What the exercise asks:
Find the number of lines containing the string "wechat" in the data. Answer with the number by itself.

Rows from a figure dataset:
= = = = =

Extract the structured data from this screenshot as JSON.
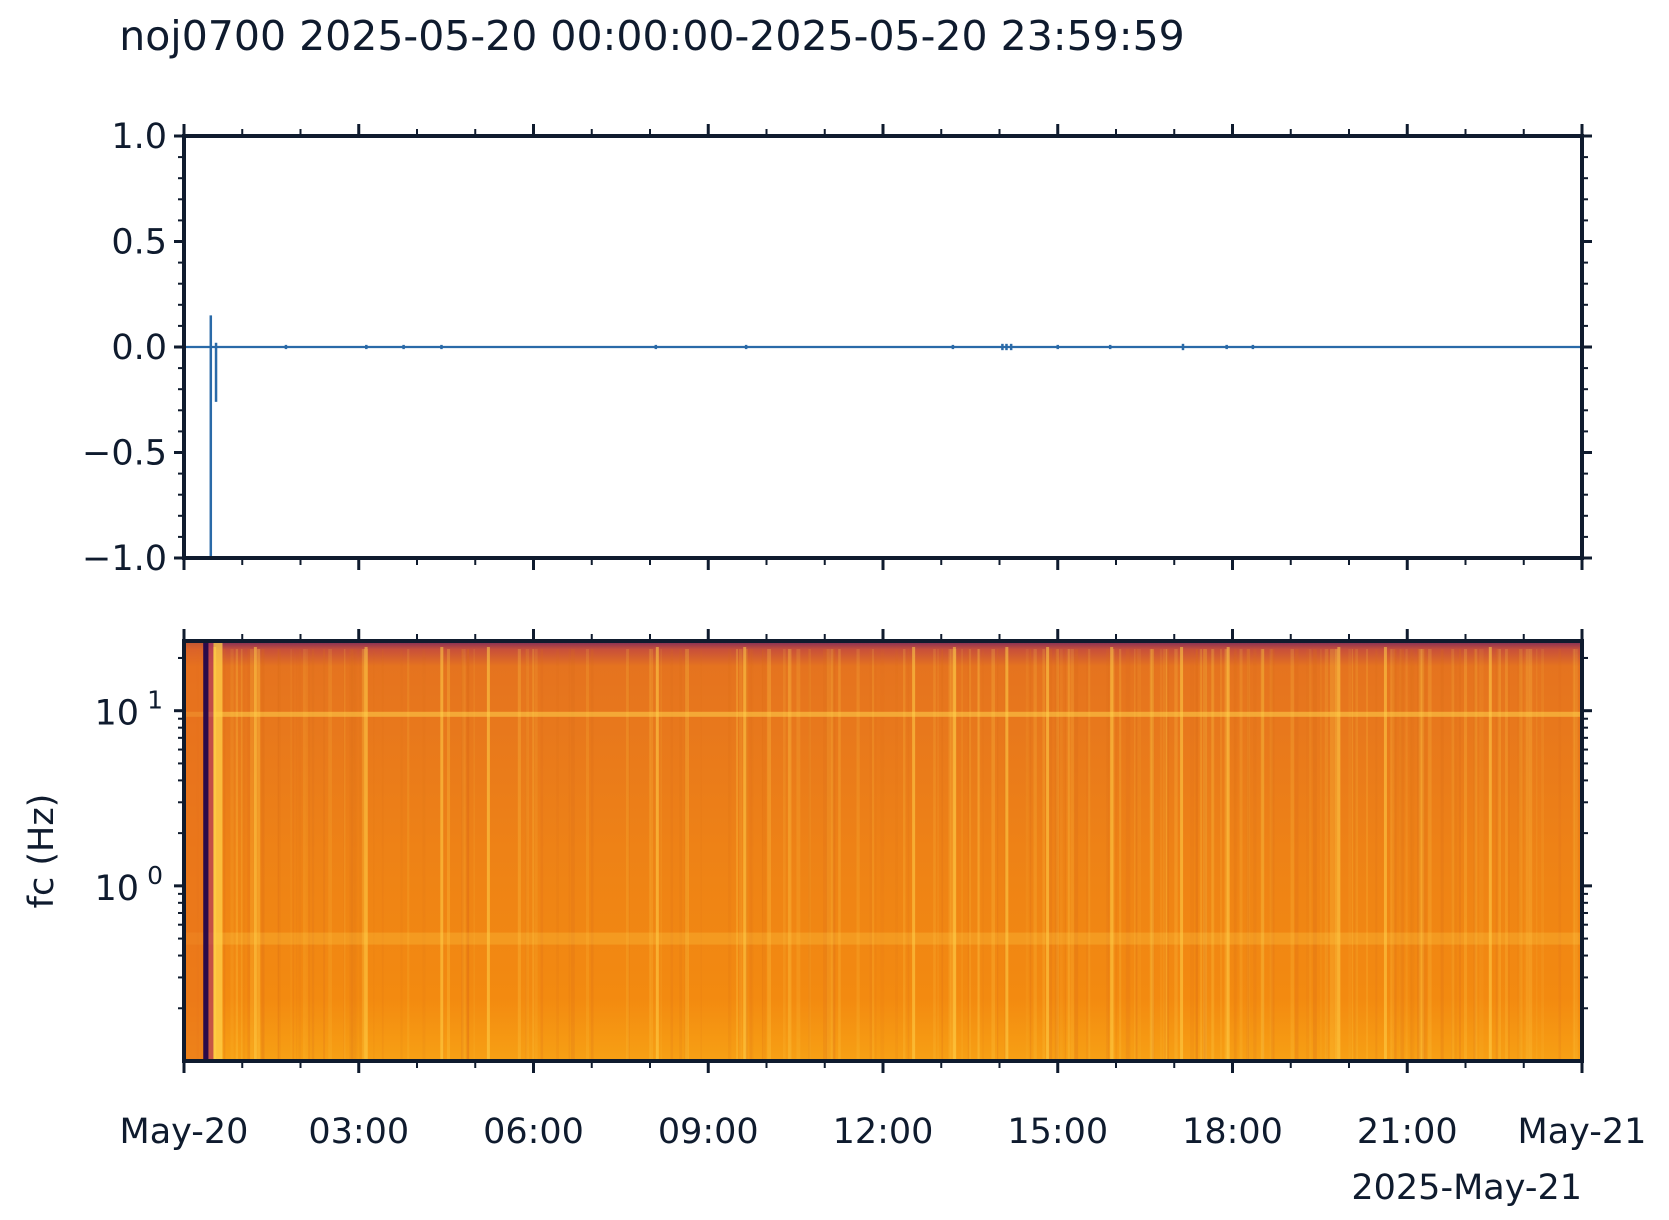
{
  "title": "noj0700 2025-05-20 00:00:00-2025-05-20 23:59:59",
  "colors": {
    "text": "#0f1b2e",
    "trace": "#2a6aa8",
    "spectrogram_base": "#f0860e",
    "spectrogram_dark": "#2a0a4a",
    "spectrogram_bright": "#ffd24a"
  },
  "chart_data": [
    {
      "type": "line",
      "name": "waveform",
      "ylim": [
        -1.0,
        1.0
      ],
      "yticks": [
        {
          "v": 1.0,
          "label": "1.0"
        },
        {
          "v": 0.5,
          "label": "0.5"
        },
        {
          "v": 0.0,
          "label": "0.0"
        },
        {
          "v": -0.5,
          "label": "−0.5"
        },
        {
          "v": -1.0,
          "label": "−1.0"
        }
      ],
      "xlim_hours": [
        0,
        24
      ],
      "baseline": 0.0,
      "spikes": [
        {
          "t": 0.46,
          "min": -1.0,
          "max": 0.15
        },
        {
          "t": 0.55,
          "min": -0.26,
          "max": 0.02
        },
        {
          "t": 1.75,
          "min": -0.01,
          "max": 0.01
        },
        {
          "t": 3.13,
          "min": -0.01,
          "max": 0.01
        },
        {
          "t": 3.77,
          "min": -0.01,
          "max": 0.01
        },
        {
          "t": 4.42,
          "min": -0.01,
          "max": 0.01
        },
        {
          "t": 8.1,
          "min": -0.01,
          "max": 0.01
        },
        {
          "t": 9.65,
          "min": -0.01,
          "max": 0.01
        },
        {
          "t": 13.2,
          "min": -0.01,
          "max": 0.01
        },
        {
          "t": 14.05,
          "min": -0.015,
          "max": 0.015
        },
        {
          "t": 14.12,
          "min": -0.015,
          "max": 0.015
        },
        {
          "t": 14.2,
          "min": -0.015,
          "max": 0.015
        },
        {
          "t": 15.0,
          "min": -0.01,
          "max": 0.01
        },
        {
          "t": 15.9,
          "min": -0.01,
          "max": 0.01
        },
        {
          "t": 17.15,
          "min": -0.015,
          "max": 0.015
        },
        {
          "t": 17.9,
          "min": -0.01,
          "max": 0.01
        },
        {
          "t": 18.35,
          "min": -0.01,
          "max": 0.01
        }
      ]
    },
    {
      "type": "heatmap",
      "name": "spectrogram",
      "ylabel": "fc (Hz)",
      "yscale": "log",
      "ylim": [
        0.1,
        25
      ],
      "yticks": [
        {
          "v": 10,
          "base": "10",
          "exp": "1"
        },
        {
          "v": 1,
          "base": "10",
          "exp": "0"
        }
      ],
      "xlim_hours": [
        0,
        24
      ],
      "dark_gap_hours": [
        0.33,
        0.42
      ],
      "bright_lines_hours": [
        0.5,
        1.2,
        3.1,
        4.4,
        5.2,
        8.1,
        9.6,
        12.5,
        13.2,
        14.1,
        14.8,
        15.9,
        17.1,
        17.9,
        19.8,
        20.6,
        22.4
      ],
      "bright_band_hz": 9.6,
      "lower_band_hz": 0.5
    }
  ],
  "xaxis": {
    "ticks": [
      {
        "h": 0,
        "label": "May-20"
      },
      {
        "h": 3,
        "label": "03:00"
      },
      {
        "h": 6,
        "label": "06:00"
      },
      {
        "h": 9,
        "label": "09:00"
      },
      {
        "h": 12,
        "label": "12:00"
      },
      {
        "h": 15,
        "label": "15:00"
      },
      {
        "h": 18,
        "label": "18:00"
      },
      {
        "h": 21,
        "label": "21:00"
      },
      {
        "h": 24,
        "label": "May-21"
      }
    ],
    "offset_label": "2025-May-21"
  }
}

= = = = =

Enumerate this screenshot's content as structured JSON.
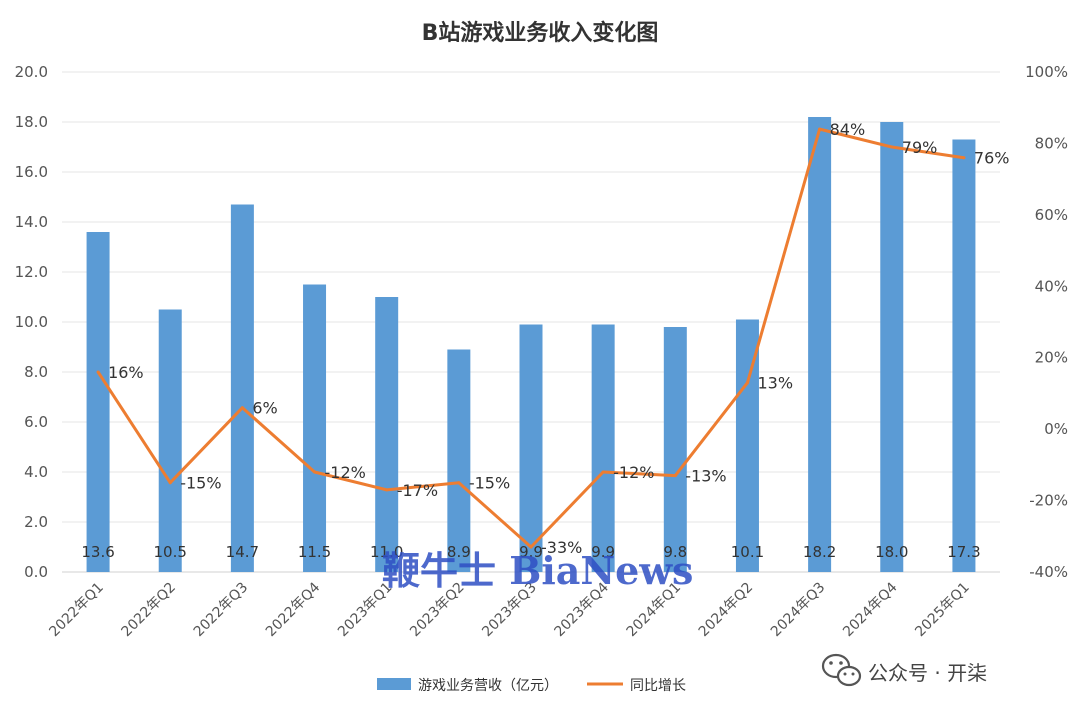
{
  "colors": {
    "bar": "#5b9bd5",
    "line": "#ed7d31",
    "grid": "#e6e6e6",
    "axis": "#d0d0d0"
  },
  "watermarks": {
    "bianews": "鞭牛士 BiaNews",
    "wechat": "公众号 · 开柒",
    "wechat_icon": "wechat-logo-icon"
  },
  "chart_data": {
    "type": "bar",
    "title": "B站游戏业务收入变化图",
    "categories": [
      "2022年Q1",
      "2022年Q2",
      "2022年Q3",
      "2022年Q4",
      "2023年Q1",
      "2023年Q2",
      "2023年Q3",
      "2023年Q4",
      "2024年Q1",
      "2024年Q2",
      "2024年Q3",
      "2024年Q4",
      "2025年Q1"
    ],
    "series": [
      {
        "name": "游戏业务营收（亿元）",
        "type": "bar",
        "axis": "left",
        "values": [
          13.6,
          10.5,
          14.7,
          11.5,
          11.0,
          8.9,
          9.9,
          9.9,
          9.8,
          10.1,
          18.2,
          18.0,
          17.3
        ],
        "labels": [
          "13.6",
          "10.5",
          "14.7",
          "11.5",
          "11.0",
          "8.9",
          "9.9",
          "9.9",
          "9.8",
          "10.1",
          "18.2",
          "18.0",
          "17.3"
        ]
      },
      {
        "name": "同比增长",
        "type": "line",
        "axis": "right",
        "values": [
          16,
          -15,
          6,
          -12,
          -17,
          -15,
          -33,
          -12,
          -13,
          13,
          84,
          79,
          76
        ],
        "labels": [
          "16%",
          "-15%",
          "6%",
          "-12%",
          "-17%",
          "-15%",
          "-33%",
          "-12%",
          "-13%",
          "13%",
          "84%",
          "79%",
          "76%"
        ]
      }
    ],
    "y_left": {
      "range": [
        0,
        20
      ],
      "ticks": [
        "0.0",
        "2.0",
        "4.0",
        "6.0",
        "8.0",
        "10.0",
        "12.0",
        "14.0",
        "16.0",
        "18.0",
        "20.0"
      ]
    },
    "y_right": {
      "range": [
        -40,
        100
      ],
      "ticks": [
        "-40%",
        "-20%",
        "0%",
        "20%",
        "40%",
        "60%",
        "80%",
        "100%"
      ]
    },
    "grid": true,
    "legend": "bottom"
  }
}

= = = = =

Task answer:
2